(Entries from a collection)
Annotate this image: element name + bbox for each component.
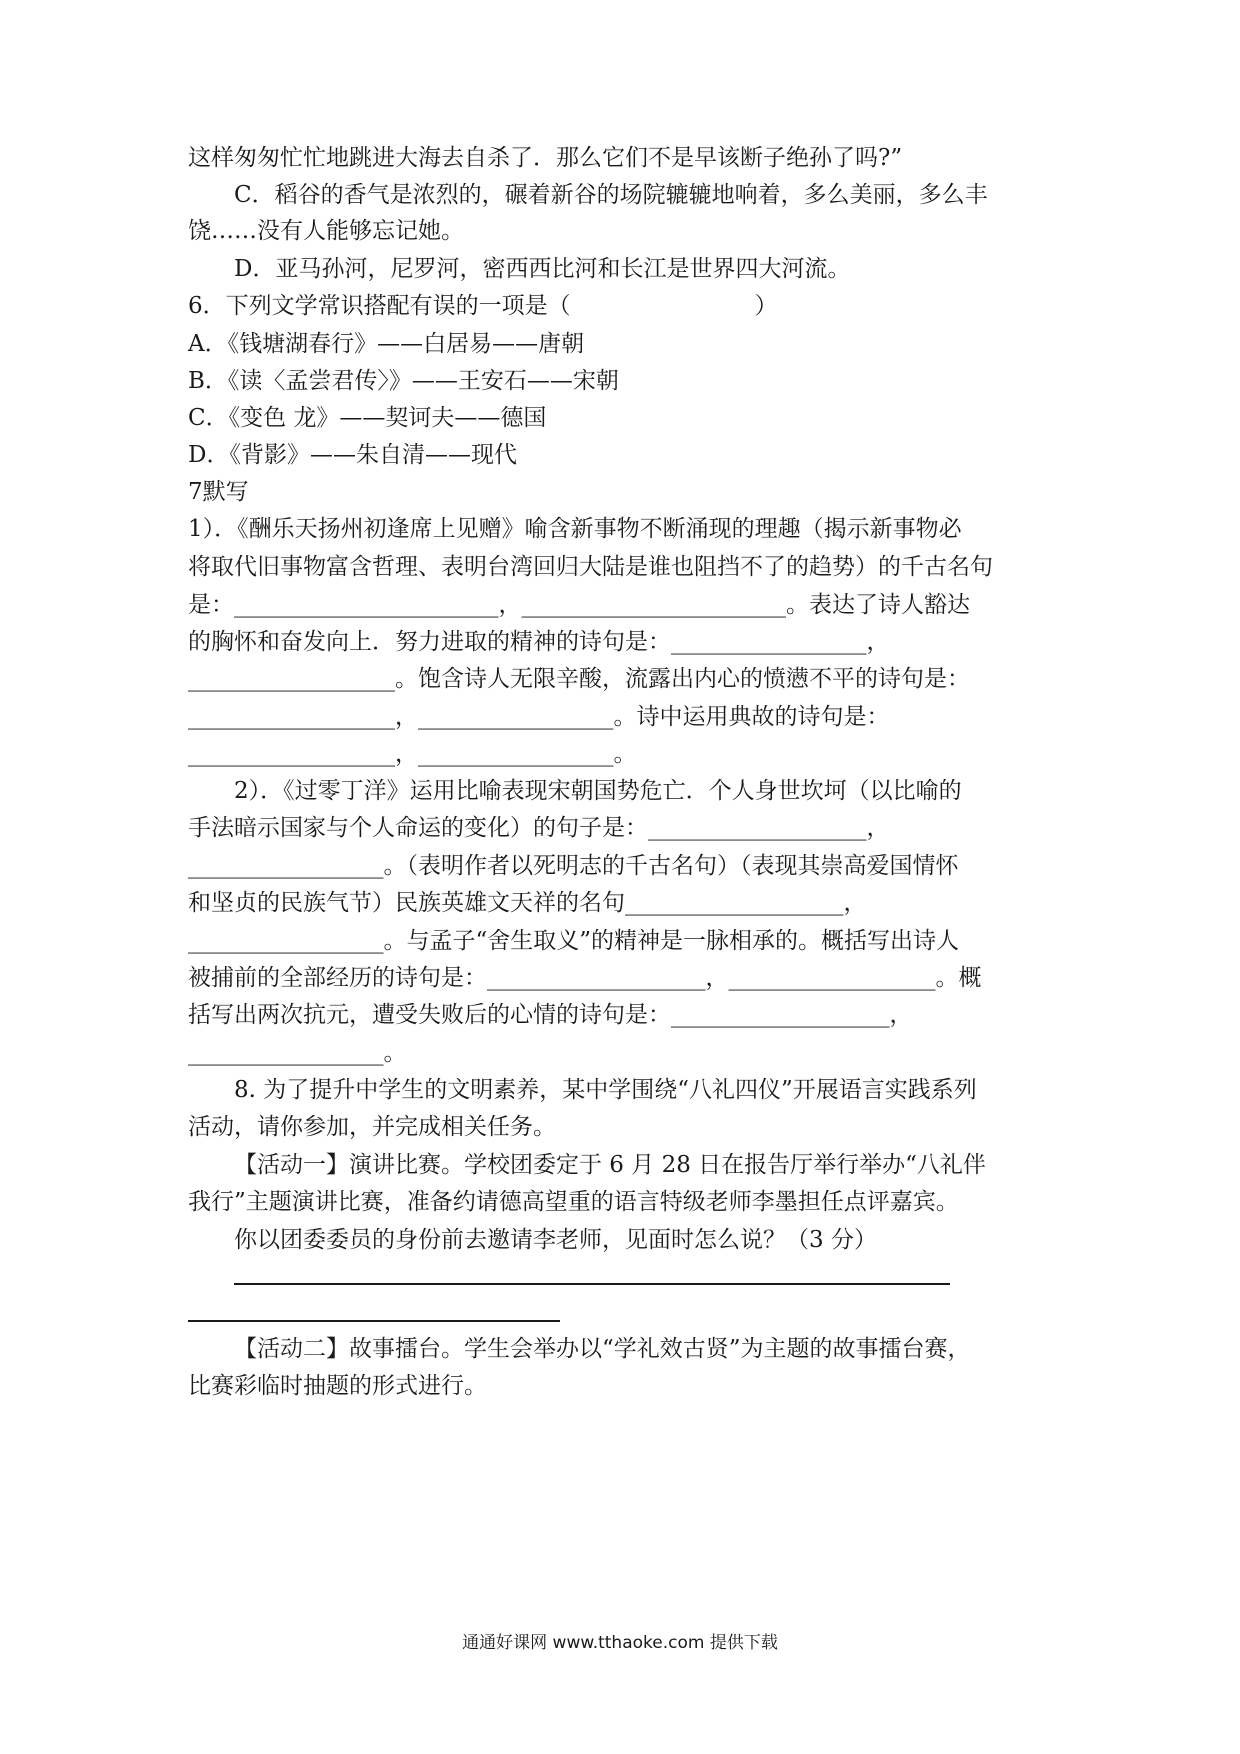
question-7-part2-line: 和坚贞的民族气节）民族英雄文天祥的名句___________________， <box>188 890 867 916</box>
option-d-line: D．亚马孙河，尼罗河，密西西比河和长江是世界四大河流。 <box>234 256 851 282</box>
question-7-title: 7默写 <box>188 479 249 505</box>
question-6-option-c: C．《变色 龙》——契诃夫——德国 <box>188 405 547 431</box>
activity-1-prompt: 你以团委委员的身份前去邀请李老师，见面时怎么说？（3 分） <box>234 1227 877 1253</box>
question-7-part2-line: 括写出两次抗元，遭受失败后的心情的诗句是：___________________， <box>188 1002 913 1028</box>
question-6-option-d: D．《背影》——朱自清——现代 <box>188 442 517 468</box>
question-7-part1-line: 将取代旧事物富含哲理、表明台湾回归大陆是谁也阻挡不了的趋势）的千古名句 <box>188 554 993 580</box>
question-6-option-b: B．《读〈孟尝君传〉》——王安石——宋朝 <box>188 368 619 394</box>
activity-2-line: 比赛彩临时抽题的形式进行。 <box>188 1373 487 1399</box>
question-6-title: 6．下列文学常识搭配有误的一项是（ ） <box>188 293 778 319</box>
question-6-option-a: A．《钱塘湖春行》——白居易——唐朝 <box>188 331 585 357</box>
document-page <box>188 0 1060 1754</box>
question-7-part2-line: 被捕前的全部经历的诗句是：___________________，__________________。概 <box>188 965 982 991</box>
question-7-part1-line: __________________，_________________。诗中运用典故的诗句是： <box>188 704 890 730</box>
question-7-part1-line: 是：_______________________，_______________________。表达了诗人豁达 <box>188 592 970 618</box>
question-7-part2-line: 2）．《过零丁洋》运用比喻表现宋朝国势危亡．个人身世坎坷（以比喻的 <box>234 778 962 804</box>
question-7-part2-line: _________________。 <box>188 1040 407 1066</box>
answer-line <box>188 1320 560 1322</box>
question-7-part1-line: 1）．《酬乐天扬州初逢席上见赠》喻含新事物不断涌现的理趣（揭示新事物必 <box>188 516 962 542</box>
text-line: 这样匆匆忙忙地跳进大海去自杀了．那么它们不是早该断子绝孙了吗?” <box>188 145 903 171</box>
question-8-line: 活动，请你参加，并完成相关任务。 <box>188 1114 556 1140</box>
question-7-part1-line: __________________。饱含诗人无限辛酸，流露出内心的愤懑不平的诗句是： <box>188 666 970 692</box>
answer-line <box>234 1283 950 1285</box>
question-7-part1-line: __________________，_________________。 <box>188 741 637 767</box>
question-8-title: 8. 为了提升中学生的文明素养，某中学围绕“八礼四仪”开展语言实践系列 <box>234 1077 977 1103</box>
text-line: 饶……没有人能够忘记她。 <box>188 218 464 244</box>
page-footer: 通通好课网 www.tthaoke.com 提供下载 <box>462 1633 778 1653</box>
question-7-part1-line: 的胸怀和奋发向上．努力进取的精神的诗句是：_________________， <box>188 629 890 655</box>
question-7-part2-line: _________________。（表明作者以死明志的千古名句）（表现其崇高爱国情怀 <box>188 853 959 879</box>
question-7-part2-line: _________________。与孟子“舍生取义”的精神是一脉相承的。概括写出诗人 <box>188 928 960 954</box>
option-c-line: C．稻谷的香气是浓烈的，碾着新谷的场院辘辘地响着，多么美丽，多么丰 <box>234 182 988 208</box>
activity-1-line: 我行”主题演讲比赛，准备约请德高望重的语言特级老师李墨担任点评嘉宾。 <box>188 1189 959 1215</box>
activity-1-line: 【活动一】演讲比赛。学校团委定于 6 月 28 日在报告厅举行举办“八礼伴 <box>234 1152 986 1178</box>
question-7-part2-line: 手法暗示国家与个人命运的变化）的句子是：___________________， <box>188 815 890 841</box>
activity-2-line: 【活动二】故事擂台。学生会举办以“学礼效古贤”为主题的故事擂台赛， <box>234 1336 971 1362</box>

▸ Exercise
Please render the entries above, from the line containing "890 867 916</box>" through the line containing "592 970 618</box>", as a numbered list, skipping any blank lines.

▸ Task response
1. question-7-part2-line: 和坚贞的民族气节）民族英雄文天祥的名句___________________， <box>188 890 867 916</box>
2. option-d-line: D．亚马孙河，尼罗河，密西西比河和长江是世界四大河流。 <box>234 256 851 282</box>
3. question-7-title: 7默写 <box>188 479 249 505</box>
4. question-6-option-c: C．《变色 龙》——契诃夫——德国 <box>188 405 547 431</box>
5. activity-1-prompt: 你以团委委员的身份前去邀请李老师，见面时怎么说？（3 分） <box>234 1227 877 1253</box>
6. question-7-part2-line: 括写出两次抗元，遭受失败后的心情的诗句是：___________________， <box>188 1002 913 1028</box>
7. question-6-option-d: D．《背影》——朱自清——现代 <box>188 442 517 468</box>
8. question-7-part1-line: 将取代旧事物富含哲理、表明台湾回归大陆是谁也阻挡不了的趋势）的千古名句 <box>188 554 993 580</box>
9. question-6-option-b: B．《读〈孟尝君传〉》——王安石——宋朝 <box>188 368 619 394</box>
10. activity-2-line: 比赛彩临时抽题的形式进行。 <box>188 1373 487 1399</box>
11. question-6-title: 6．下列文学常识搭配有误的一项是（ ） <box>188 293 778 319</box>
12. question-6-option-a: A．《钱塘湖春行》——白居易——唐朝 <box>188 331 585 357</box>
13. document-page <box>188 0 1060 1754</box>
14. question-7-part2-line: 被捕前的全部经历的诗句是：___________________，__________________。概 <box>188 965 982 991</box>
15. question-7-part1-line: __________________，_________________。诗中运用典故的诗句是： <box>188 704 890 730</box>
16. question-7-part1-line: 是：_______________________，_______________________。表达了诗人豁达 <box>188 592 970 618</box>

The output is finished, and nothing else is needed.